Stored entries
[start]

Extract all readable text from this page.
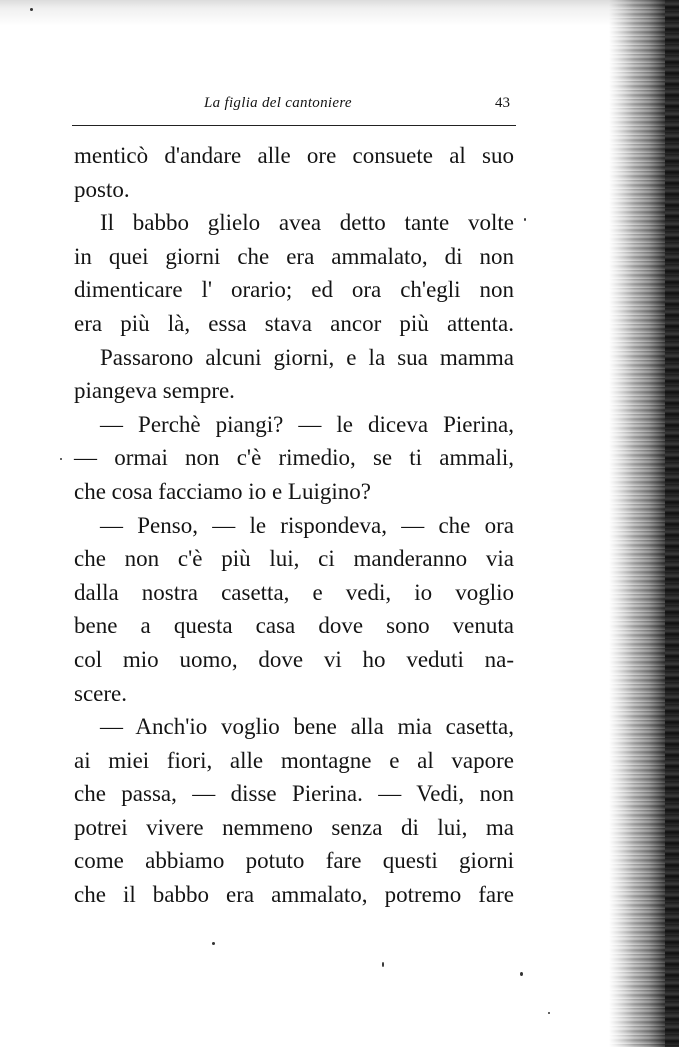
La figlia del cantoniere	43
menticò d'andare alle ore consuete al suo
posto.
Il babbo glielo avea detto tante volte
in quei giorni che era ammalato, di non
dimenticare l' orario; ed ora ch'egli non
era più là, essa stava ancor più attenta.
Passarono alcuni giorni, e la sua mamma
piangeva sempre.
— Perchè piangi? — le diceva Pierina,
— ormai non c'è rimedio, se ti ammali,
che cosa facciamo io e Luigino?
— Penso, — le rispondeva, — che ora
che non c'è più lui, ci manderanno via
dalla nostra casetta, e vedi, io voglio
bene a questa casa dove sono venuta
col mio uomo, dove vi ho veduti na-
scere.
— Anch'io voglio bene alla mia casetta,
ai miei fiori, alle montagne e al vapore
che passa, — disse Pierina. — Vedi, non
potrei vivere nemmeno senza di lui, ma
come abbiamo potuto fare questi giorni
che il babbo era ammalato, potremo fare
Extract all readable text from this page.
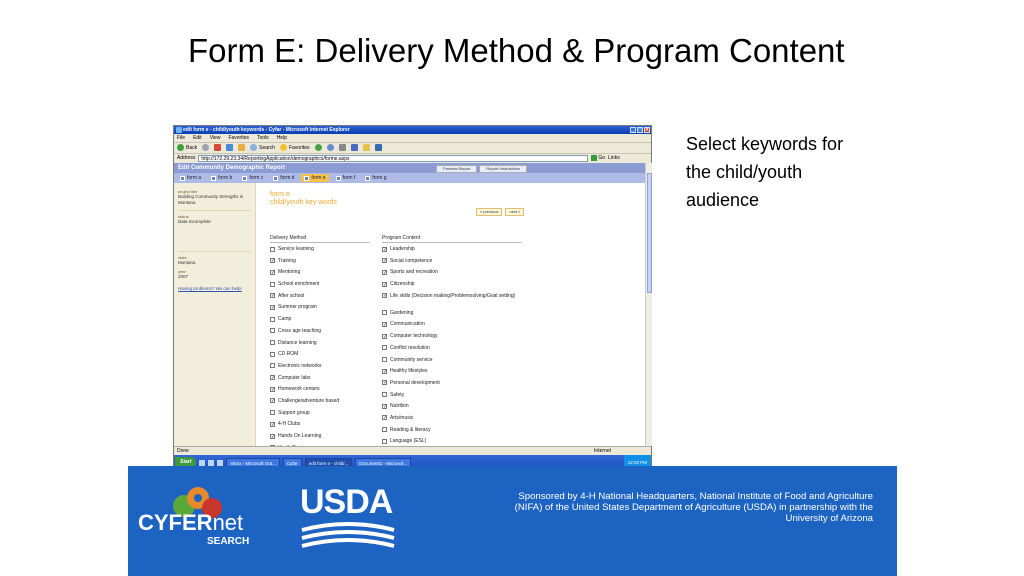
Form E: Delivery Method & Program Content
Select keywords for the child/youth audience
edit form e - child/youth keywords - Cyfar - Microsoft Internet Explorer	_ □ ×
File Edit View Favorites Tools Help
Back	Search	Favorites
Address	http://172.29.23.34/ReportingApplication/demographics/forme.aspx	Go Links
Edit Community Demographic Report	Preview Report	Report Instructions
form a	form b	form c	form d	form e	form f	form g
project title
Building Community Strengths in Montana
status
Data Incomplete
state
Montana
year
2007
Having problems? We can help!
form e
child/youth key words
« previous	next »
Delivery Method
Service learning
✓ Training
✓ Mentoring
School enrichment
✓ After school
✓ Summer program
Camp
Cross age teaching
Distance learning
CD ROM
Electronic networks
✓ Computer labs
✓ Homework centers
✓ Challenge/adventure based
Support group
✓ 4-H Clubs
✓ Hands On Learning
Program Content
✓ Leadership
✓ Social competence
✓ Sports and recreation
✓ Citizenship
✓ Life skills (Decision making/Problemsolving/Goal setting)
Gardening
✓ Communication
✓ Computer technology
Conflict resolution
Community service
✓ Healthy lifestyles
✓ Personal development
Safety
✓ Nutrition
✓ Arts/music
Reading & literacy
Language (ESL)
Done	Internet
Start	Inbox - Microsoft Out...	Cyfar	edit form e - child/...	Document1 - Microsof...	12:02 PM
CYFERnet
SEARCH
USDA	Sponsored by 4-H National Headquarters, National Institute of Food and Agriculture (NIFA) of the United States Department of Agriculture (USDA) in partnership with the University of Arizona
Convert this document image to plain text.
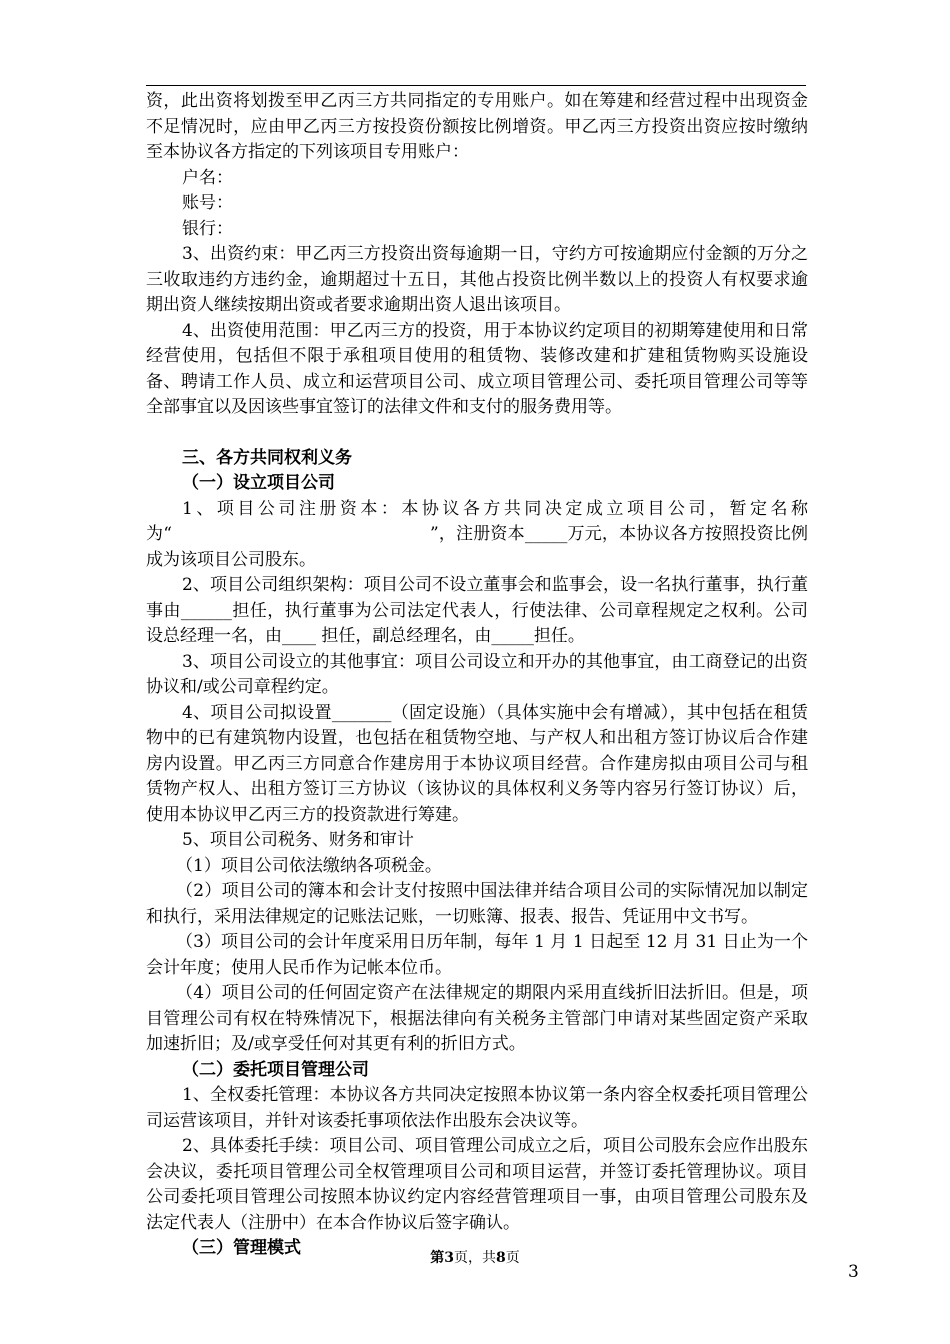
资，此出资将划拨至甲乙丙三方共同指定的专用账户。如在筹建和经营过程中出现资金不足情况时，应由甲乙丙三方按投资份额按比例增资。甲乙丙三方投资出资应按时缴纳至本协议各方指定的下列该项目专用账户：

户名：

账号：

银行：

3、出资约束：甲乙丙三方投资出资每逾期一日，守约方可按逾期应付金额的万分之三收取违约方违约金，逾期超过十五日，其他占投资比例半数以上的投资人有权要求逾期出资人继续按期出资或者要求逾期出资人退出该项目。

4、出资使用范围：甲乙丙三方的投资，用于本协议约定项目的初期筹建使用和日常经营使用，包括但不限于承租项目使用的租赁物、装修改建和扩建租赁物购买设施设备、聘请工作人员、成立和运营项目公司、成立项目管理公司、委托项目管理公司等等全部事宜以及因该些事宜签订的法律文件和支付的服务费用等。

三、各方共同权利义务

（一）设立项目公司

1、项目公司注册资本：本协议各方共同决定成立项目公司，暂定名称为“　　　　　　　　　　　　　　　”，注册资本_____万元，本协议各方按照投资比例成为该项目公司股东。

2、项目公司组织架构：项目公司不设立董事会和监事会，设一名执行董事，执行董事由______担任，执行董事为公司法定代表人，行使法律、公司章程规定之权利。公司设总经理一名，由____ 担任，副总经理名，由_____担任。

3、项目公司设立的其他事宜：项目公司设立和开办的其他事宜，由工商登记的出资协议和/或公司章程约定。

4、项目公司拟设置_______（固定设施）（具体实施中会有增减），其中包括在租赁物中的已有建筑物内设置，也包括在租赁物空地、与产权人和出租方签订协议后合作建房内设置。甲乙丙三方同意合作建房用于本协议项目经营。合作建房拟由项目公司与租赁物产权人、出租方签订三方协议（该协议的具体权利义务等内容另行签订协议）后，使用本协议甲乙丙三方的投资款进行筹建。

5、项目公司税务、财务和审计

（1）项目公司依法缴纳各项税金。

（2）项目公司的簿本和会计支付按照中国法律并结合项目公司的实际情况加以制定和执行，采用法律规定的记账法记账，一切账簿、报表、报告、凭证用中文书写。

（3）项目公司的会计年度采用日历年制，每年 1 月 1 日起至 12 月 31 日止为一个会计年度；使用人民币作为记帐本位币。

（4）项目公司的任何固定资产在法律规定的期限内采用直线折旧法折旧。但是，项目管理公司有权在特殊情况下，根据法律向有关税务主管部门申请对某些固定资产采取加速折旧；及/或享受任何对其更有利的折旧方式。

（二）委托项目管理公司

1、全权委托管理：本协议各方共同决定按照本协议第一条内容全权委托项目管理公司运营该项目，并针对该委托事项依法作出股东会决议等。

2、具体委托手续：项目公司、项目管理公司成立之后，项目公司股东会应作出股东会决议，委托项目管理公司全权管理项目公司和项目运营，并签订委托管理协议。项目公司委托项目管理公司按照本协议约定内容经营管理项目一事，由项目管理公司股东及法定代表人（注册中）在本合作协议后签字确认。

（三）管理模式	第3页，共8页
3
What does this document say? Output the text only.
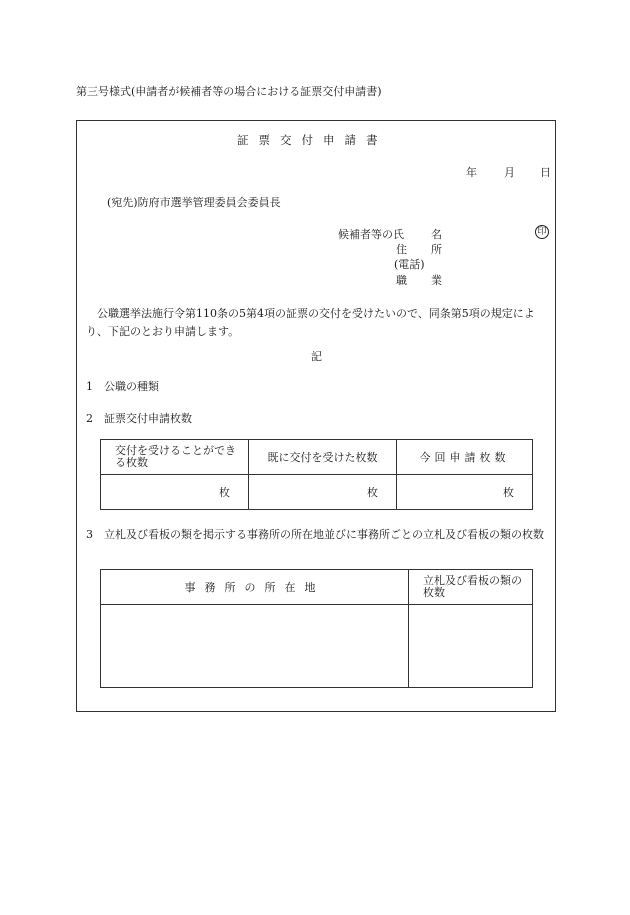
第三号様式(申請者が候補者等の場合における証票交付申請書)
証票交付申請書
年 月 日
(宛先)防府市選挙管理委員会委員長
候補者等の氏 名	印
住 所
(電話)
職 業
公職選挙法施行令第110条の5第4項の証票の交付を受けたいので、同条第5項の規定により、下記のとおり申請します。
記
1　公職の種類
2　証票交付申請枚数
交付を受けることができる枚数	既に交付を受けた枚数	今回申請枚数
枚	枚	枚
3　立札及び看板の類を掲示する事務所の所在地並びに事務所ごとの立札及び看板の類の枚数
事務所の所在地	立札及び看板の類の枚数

[end]

* **Exercise description**
Reproduce all of the entries word for word, skipping any pictures they hold.

* **The reply**
Extract all readable text from this page.
La figlia del cantoniere	43
menticò d'andare alle ore consuete al suo
posto.
Il babbo glielo avea detto tante volte
in quei giorni che era ammalato, di non
dimenticare l' orario; ed ora ch'egli non
era più là, essa stava ancor più attenta.
Passarono alcuni giorni, e la sua mamma
piangeva sempre.
— Perchè piangi? — le diceva Pierina,
— ormai non c'è rimedio, se ti ammali,
che cosa facciamo io e Luigino?
— Penso, — le rispondeva, — che ora
che non c'è più lui, ci manderanno via
dalla nostra casetta, e vedi, io voglio
bene a questa casa dove sono venuta
col mio uomo, dove vi ho veduti na-
scere.
— Anch'io voglio bene alla mia casetta,
ai miei fiori, alle montagne e al vapore
che passa, — disse Pierina. — Vedi, non
potrei vivere nemmeno senza di lui, ma
come abbiamo potuto fare questi giorni
che il babbo era ammalato, potremo fare
Extract all readable text from this page.
Form E: Delivery Method & Program Content
Select keywords for the child/youth audience
edit form e - child/youth keywords - Cyfar - Microsoft Internet Explorer	_ □ ×
File Edit View Favorites Tools Help
Back	Search	Favorites
Address	http://172.29.23.34/ReportingApplication/demographics/forme.aspx	Go Links
Edit Community Demographic Report	Preview Report	Report Instructions
form a	form b	form c	form d	form e	form f	form g
project title
Building Community Strengths in Montana
status
Data Incomplete
state
Montana
year
2007
Having problems? We can help!
form e
child/youth key words
« previous	next »
Delivery Method
Service learning
✓ Training
✓ Mentoring
School enrichment
✓ After school
✓ Summer program
Camp
Cross age teaching
Distance learning
CD ROM
Electronic networks
✓ Computer labs
✓ Homework centers
✓ Challenge/adventure based
Support group
✓ 4-H Clubs
✓ Hands On Learning
Program Content
✓ Leadership
✓ Social competence
✓ Sports and recreation
✓ Citizenship
✓ Life skills (Decision making/Problemsolving/Goal setting)
Gardening
✓ Communication
✓ Computer technology
Conflict resolution
Community service
✓ Healthy lifestyles
✓ Personal development
Safety
✓ Nutrition
✓ Arts/music
Reading & literacy
Language (ESL)
Done	Internet
Start	Inbox - Microsoft Out...	Cyfar	edit form e - child/...	Document1 - Microsof...	12:02 PM
CYFERnet
SEARCH
USDA	Sponsored by 4-H National Headquarters, National Institute of Food and Agriculture (NIFA) of the United States Department of Agriculture (USDA) in partnership with the University of Arizona
Convert this document image to plain text.
资，此出资将划拨至甲乙丙三方共同指定的专用账户。如在筹建和经营过程中出现资金不足情况时，应由甲乙丙三方按投资份额按比例增资。甲乙丙三方投资出资应按时缴纳至本协议各方指定的下列该项目专用账户：

户名：

账号：

银行：

3、出资约束：甲乙丙三方投资出资每逾期一日，守约方可按逾期应付金额的万分之三收取违约方违约金，逾期超过十五日，其他占投资比例半数以上的投资人有权要求逾期出资人继续按期出资或者要求逾期出资人退出该项目。

4、出资使用范围：甲乙丙三方的投资，用于本协议约定项目的初期筹建使用和日常经营使用，包括但不限于承租项目使用的租赁物、装修改建和扩建租赁物购买设施设备、聘请工作人员、成立和运营项目公司、成立项目管理公司、委托项目管理公司等等全部事宜以及因该些事宜签订的法律文件和支付的服务费用等。

三、各方共同权利义务

（一）设立项目公司

1、项目公司注册资本：本协议各方共同决定成立项目公司，暂定名称为“　　　　　　　　　　　　　　　”，注册资本_____万元，本协议各方按照投资比例成为该项目公司股东。

2、项目公司组织架构：项目公司不设立董事会和监事会，设一名执行董事，执行董事由______担任，执行董事为公司法定代表人，行使法律、公司章程规定之权利。公司设总经理一名，由____ 担任，副总经理名，由_____担任。

3、项目公司设立的其他事宜：项目公司设立和开办的其他事宜，由工商登记的出资协议和/或公司章程约定。

4、项目公司拟设置_______（固定设施）（具体实施中会有增减），其中包括在租赁物中的已有建筑物内设置，也包括在租赁物空地、与产权人和出租方签订协议后合作建房内设置。甲乙丙三方同意合作建房用于本协议项目经营。合作建房拟由项目公司与租赁物产权人、出租方签订三方协议（该协议的具体权利义务等内容另行签订协议）后，使用本协议甲乙丙三方的投资款进行筹建。

5、项目公司税务、财务和审计

（1）项目公司依法缴纳各项税金。

（2）项目公司的簿本和会计支付按照中国法律并结合项目公司的实际情况加以制定和执行，采用法律规定的记账法记账，一切账簿、报表、报告、凭证用中文书写。

（3）项目公司的会计年度采用日历年制，每年 1 月 1 日起至 12 月 31 日止为一个会计年度；使用人民币作为记帐本位币。

（4）项目公司的任何固定资产在法律规定的期限内采用直线折旧法折旧。但是，项目管理公司有权在特殊情况下，根据法律向有关税务主管部门申请对某些固定资产采取加速折旧；及/或享受任何对其更有利的折旧方式。

（二）委托项目管理公司

1、全权委托管理：本协议各方共同决定按照本协议第一条内容全权委托项目管理公司运营该项目，并针对该委托事项依法作出股东会决议等。

2、具体委托手续：项目公司、项目管理公司成立之后，项目公司股东会应作出股东会决议，委托项目管理公司全权管理项目公司和项目运营，并签订委托管理协议。项目公司委托项目管理公司按照本协议约定内容经营管理项目一事，由项目管理公司股东及法定代表人（注册中）在本合作协议后签字确认。

（三）管理模式	第3页，共8页
3
What does this document say? Output the text only.
第三号様式(申請者が候補者等の場合における証票交付申請書)
証票交付申請書
年 月 日
(宛先)防府市選挙管理委員会委員長
候補者等の氏 名	印
住 所
(電話)
職 業
公職選挙法施行令第110条の5第4項の証票の交付を受けたいので、同条第5項の規定により、下記のとおり申請します。
記
1　公職の種類
2　証票交付申請枚数
交付を受けることができる枚数	既に交付を受けた枚数	今回申請枚数
枚	枚	枚
3　立札及び看板の類を掲示する事務所の所在地並びに事務所ごとの立札及び看板の類の枚数
事務所の所在地	立札及び看板の類の枚数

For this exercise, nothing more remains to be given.